GIVEN EXERCISE: Return, without any alteration, the rows from the first one down to and including the row that contains "bar-2022-neutral (870, 451, 897, 741)".

-- Begin --

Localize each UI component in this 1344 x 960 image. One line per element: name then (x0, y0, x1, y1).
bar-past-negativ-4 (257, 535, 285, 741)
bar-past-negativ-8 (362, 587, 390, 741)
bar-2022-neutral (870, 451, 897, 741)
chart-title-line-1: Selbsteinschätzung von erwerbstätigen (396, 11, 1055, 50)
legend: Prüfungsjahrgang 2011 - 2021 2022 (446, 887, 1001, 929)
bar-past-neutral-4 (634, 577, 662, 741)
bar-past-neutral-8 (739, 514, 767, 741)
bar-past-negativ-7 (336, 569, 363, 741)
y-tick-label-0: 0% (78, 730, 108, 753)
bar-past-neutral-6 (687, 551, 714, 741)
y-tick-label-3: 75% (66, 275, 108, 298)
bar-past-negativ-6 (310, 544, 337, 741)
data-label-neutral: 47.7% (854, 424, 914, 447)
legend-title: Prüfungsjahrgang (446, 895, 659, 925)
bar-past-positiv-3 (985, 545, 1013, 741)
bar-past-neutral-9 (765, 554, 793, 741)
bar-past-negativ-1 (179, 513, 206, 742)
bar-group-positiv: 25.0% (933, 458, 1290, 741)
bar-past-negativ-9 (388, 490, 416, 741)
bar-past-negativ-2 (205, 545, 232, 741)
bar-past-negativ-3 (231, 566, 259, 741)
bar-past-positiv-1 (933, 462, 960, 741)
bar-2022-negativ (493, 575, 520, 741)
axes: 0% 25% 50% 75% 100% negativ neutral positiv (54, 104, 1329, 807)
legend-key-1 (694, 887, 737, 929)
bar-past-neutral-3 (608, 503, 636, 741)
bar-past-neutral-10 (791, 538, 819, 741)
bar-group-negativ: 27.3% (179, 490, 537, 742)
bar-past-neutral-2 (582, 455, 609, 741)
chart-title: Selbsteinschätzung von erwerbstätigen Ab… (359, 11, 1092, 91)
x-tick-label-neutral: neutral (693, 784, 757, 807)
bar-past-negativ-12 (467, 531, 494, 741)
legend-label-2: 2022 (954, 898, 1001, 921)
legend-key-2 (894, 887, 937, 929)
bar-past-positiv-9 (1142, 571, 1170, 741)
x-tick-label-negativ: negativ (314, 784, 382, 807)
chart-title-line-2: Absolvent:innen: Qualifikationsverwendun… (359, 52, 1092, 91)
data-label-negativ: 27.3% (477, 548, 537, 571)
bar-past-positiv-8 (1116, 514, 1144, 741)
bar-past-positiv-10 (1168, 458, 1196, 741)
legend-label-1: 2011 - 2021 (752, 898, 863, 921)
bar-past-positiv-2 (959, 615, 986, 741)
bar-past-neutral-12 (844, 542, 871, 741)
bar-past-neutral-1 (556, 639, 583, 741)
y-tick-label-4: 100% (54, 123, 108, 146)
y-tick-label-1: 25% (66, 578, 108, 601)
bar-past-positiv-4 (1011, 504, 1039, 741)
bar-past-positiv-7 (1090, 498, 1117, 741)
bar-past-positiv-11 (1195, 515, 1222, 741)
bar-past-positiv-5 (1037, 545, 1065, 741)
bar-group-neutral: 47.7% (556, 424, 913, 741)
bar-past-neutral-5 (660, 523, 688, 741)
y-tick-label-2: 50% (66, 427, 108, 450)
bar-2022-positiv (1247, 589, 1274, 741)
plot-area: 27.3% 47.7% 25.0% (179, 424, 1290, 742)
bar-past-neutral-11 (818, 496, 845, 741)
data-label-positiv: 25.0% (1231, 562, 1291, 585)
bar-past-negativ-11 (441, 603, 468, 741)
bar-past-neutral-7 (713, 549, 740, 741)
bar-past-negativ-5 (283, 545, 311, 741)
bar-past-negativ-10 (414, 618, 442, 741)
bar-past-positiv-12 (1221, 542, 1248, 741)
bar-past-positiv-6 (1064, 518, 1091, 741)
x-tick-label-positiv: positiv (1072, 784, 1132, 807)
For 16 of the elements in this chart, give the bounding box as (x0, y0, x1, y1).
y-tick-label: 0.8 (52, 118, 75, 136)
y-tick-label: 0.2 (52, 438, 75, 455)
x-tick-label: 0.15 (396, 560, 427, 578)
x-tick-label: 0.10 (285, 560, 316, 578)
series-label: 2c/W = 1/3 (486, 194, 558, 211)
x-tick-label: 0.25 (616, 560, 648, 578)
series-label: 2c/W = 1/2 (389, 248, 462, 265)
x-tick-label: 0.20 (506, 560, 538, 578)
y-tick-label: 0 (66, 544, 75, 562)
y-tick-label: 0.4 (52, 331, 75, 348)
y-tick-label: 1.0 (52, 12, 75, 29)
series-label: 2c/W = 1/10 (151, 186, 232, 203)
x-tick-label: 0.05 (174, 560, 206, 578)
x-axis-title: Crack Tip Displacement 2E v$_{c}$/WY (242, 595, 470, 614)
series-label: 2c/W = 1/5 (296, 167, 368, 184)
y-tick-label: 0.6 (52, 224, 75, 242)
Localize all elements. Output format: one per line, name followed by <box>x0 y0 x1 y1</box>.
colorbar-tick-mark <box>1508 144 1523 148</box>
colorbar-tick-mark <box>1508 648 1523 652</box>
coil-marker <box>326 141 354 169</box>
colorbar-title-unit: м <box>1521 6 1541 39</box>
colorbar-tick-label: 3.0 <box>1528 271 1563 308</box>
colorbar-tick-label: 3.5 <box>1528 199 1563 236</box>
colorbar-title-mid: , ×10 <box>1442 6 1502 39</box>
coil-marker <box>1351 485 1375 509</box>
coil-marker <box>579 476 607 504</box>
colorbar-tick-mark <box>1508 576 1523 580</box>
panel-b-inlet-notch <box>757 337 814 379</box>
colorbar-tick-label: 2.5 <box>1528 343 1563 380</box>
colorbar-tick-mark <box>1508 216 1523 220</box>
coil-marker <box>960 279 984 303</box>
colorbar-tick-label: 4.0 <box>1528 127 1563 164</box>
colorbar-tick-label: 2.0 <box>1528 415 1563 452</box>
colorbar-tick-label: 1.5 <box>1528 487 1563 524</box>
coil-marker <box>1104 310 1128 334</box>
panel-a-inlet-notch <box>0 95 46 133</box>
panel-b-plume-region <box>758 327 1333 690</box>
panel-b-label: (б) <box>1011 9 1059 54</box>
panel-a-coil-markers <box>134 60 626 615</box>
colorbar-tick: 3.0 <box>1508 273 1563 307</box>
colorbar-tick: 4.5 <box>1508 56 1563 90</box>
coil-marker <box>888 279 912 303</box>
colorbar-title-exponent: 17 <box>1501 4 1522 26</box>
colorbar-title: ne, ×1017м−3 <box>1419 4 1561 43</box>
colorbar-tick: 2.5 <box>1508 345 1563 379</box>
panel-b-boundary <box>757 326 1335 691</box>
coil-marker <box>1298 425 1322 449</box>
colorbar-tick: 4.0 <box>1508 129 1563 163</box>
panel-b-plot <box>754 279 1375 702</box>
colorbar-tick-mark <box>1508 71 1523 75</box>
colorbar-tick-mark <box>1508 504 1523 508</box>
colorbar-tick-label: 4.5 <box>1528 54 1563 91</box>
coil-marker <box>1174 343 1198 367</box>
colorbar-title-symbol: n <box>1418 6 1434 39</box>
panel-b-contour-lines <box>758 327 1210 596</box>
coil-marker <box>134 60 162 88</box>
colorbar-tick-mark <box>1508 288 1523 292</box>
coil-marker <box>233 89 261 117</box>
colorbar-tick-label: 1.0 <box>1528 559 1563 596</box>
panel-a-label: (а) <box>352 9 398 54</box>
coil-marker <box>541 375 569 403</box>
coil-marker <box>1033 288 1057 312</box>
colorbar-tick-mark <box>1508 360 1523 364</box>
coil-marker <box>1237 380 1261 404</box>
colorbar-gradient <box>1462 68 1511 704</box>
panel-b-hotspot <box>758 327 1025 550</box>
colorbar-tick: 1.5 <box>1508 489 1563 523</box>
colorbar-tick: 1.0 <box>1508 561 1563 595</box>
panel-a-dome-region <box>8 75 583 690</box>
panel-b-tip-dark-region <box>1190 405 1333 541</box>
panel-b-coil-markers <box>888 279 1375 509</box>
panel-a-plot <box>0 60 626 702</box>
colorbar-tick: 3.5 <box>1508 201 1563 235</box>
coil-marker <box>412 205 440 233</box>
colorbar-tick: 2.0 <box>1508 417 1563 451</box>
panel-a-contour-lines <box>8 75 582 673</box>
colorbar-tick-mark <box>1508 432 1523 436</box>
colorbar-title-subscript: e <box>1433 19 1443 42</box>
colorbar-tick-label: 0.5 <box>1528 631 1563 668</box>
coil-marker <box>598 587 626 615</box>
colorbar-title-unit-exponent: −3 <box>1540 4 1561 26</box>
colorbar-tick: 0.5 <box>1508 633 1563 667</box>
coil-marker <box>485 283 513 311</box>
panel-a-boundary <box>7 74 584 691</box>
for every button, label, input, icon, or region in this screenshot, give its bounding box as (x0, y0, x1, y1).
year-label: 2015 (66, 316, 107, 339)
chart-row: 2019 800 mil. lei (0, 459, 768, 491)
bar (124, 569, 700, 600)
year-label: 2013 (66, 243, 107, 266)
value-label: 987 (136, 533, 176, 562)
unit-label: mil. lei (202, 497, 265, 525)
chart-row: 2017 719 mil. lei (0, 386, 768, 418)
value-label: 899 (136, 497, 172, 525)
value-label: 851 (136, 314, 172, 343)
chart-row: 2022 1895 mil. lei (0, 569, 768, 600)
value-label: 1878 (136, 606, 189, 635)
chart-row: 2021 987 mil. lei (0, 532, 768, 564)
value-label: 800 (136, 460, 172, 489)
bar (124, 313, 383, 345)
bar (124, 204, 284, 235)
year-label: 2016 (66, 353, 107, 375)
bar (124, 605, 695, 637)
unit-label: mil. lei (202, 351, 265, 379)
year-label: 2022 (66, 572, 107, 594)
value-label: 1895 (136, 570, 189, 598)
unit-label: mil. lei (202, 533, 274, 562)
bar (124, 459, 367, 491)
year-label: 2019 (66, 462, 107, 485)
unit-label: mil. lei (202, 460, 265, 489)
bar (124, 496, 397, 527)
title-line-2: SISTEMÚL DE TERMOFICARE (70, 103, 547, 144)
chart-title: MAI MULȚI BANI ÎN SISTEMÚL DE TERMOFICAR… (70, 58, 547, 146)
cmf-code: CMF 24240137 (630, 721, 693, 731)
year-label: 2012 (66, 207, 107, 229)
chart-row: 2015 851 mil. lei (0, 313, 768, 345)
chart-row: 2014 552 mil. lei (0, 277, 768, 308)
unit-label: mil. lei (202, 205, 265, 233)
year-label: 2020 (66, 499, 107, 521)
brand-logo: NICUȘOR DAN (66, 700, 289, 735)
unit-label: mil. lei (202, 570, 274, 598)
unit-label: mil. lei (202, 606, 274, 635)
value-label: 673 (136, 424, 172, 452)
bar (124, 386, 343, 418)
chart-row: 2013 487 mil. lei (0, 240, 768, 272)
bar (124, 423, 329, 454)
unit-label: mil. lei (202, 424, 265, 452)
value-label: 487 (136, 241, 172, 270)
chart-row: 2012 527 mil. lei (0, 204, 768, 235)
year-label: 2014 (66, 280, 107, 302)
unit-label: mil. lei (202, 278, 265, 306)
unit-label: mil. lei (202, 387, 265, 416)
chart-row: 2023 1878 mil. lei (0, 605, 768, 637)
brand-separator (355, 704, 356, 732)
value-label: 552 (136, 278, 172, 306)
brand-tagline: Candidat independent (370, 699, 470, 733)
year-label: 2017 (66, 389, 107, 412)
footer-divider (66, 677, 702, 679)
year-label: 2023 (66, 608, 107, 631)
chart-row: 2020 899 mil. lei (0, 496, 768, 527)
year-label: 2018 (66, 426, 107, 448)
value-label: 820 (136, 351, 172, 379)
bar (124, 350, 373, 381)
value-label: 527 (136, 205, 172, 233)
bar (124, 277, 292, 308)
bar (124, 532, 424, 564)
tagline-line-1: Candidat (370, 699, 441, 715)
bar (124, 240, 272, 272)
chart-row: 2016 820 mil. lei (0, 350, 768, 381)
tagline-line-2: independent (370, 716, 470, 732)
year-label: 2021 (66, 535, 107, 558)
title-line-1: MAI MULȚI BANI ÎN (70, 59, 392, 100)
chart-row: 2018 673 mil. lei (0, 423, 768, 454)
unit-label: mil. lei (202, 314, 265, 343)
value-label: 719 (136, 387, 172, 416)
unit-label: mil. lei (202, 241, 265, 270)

-- End --

CORRECT ANSWER:
Localize each UI component in this 1344 x 960 image. One line per element: name then (x0, y0, x1, y1).
bar-past-negativ-4 (257, 535, 285, 741)
bar-past-negativ-8 (362, 587, 390, 741)
bar-2022-neutral (870, 451, 897, 741)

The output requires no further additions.